Melderegister werden unter die Lupe genommen


Um Betrug bei den nächsten Gemeindewahlen zu verhindern

Die Wahlprüfungsabteilung des Nationalen Statistikamtes (Ine) hat die Revision der Einwohnerlisten aller Gemeinden mit weniger als 2.000 Einwohnern angeordnet. Dadurch soll festgestellt werden, ob die im Melderegister eingetragenen Bürger auch tatsächlich in der betreffenden Gemeinde wohnen. So sollen auch sämtliche Neuanmeldungen vor den Gemeindewahlen im kommenden Jahr kontrolliert werden.

Madrid – Das Ine möchte auf diesem Wege verhindern, dass sich die Erfahrung der Gemeindewahlen von 1999 und 2003 wiederholt, wo zahlreiche Neuanmeldungen „mehr als verdächtig“ erschienen und zu einem gefälschten Wahlergebnis vor allem in kleinen Gemeinden geführt haben könnte, wo oft zehn Stimmen für den Wahlausgang entscheidend sind.

Konkret sind von der Revision 5.856 Orte in ganz Spanien betroffen.

Bei früheren Wahlen ist es anscheinend häufig vorgekommen, dass ein Anwärter auf das Bürgermeisteramt einfach Freunde und Verwandte veranlasst hat, sich in seiner Gemeinde registrieren zu lassen, so dass sie  in dem Ort wahlberechtigt wurden und ihre Stimmen für seinen Wahlsieg entscheidend waren.

Sollte nun bei der Revision festgestellt werden, dass jemand gar nicht in dem Ort wohnt, in dem er gemeldet ist, sind die Ämter berechtigt diese Personen abzumelden. Bislang durfte das erst geschehen, wenn der Betreffende sich bei einer anderen Gemeinde angemeldet hatte. Jeder, der so unfreiwillig abgemeldet wurde, wird natürlich schriftlich darüber informiert und daran erinnert, dass er verpflichtet ist, sich an seinem aktuellen Wohnort in das Melderegister eintragen zu lassen.
::::::
■ ARBEITSAUFTRÄGE
A - Wiederhole aus dem Text über die Melderegister wortgetreu alles von „Melderegister werden unter“ bis hinunter zu „ganz Spanien betroffen.“.
B - Fasse den Text über die Melderegister in zwei Sätzen zusammen.
::::::
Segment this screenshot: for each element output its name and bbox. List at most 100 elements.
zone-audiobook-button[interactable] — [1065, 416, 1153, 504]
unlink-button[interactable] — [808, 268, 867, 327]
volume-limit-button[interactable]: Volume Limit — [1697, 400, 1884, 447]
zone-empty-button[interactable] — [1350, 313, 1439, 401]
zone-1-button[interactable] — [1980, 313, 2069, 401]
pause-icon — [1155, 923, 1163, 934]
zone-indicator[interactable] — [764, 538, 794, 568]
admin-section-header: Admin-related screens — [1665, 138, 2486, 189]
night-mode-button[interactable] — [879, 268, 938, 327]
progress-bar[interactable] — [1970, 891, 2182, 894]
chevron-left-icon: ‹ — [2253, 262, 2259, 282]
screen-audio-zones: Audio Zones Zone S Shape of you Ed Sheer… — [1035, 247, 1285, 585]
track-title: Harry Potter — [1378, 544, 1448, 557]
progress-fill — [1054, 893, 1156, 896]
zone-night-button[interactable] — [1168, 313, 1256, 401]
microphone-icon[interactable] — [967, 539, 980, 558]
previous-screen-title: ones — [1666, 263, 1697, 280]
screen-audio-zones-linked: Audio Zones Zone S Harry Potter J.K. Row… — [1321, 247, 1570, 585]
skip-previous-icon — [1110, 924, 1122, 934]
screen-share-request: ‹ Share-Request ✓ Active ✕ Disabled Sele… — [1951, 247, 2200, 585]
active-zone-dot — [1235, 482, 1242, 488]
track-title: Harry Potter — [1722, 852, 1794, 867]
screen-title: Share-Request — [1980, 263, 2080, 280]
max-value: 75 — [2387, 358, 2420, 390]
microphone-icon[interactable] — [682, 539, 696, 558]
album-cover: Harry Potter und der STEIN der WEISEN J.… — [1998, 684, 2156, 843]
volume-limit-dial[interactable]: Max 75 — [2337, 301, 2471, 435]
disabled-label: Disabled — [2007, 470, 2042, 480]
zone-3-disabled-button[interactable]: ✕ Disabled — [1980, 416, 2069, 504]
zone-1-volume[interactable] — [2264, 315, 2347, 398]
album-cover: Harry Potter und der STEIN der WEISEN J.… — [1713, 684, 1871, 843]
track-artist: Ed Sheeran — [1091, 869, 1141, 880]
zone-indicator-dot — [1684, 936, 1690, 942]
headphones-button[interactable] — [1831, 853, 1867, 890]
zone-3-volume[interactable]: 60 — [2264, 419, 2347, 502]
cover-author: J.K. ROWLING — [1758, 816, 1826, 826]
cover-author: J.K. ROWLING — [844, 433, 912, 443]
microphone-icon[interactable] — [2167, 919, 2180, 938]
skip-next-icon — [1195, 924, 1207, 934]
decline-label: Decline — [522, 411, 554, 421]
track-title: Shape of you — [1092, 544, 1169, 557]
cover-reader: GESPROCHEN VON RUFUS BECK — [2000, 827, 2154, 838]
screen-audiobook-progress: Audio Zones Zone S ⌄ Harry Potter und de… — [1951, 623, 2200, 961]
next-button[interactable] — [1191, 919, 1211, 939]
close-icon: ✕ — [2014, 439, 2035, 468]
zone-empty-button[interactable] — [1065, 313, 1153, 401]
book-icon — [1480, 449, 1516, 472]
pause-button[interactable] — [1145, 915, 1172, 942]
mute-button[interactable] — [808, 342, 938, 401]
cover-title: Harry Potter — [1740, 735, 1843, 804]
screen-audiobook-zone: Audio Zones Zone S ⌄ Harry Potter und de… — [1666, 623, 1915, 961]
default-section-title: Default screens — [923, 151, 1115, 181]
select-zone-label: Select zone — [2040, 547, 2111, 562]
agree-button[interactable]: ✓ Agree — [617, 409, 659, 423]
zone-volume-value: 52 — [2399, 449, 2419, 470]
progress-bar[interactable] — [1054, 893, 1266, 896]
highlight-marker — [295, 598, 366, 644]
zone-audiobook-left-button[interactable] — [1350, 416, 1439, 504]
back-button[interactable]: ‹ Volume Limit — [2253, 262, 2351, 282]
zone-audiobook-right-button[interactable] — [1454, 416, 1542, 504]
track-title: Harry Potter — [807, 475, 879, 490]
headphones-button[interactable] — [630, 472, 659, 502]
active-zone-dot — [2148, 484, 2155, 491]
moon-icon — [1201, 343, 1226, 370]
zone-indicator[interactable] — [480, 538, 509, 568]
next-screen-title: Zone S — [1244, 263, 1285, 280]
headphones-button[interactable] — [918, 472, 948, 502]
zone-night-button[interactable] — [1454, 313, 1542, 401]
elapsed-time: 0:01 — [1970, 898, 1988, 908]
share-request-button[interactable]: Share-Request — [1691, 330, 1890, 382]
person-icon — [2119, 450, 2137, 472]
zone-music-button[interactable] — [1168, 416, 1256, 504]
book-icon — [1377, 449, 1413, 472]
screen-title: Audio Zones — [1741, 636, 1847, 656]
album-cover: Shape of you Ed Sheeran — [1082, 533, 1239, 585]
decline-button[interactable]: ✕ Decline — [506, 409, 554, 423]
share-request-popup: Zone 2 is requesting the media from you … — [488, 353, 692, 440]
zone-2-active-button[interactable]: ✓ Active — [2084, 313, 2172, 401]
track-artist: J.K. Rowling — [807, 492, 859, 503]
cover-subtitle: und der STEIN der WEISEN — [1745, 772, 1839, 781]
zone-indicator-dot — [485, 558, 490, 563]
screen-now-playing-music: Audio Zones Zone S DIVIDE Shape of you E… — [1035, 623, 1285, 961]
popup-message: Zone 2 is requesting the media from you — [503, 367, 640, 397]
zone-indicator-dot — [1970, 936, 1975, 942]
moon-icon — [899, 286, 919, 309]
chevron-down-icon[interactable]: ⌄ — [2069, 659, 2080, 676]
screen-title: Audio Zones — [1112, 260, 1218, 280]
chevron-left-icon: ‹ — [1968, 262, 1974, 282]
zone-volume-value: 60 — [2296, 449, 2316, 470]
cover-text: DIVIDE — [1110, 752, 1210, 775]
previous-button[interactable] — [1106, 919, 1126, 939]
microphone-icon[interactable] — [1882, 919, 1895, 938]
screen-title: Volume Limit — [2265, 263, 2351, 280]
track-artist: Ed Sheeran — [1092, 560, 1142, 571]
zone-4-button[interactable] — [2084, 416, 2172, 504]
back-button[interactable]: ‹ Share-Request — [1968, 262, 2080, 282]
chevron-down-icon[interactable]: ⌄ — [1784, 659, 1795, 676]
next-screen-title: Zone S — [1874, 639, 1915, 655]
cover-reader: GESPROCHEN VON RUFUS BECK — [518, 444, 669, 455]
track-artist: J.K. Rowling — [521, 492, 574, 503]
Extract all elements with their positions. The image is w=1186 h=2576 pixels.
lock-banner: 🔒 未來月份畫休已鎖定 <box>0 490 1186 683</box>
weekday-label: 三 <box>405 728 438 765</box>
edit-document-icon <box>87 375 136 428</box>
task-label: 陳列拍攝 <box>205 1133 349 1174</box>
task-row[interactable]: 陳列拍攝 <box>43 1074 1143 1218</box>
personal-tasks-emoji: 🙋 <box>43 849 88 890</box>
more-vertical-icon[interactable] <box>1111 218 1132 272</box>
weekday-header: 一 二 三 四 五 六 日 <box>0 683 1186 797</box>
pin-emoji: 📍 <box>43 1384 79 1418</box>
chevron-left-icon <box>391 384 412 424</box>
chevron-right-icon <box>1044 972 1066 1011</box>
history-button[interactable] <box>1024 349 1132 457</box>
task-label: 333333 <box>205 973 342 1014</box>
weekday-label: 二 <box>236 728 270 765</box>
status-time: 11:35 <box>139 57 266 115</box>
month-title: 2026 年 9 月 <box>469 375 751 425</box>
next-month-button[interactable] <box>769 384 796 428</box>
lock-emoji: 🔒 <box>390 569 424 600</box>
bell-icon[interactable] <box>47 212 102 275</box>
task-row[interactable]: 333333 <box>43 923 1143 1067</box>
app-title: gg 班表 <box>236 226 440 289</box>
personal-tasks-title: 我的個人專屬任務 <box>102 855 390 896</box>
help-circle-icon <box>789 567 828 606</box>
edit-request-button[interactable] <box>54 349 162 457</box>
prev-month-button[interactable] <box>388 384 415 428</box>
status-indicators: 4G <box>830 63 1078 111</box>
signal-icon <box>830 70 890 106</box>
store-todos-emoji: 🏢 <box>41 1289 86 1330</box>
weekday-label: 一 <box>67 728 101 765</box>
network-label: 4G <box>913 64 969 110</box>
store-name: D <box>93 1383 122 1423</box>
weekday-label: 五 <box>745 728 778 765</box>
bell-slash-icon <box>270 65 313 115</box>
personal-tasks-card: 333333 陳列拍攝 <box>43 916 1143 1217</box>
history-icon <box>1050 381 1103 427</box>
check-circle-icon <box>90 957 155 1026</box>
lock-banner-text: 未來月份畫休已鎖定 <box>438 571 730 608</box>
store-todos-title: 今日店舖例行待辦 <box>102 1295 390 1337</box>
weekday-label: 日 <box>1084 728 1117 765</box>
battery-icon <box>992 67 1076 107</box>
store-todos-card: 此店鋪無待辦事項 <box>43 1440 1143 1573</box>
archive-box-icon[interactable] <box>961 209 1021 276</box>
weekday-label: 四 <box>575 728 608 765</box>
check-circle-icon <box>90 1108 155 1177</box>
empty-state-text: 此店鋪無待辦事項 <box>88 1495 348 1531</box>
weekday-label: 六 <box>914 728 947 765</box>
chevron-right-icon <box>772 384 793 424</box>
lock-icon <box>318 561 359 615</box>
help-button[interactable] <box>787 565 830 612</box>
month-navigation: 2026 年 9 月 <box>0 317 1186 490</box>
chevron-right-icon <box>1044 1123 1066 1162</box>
::::::
■ LÖSUNGEN
A -
Melderegister werden unter die Lupe genommen


Um Betrug bei den nächsten Gemeindewahlen zu verhindern

Die Wahlprüfungsabteilung des Nationalen Statistikamtes (Ine) hat die Revision der Einwohnerlisten aller Gemeinden mit weniger als 2.000 Einwohnern angeordnet. Dadurch soll festgestellt werden, ob die im Melderegister eingetragenen Bürger auch tatsächlich in der betreffenden Gemeinde wohnen. So sollen auch sämtliche Neuanmeldungen vor den Gemeindewahlen im kommenden Jahr kontrolliert werden.

Madrid – Das Ine möchte auf diesem Wege verhindern, dass sich die Erfahrung der Gemeindewahlen von 1999 und 2003 wiederholt, wo zahlreiche Neuanmeldungen „mehr als verdächtig“ erschienen und zu einem gefälschten Wahlergebnis vor allem in kleinen Gemeinden geführt haben könnte, wo oft zehn Stimmen für den Wahlausgang entscheidend sind.

Konkret sind von der Revision 5.856 Orte in ganz Spanien betroffen.

B - Um Betrug bei den Gemeindewahlen im kommenden Jahr zu verhindern, hat die Wahlprüfungsabteilung des Nationalen Statistikamtes die Revision der Einwohnerlisten aller Gemeinden mit weniger als 2.000 Einwohnern angeordnet, wovon 5.856 Orte in ganz Spanien betroffen sind. Wer nicht in dem Ort wohnt, in dem er gemeldet ist, darf von den Ämtern abgemeldet werden, wird darüber schriftlich informiert und an seine Pflicht erinnert, sich an seinem aktuellen Wohnort eintragen zu lassen.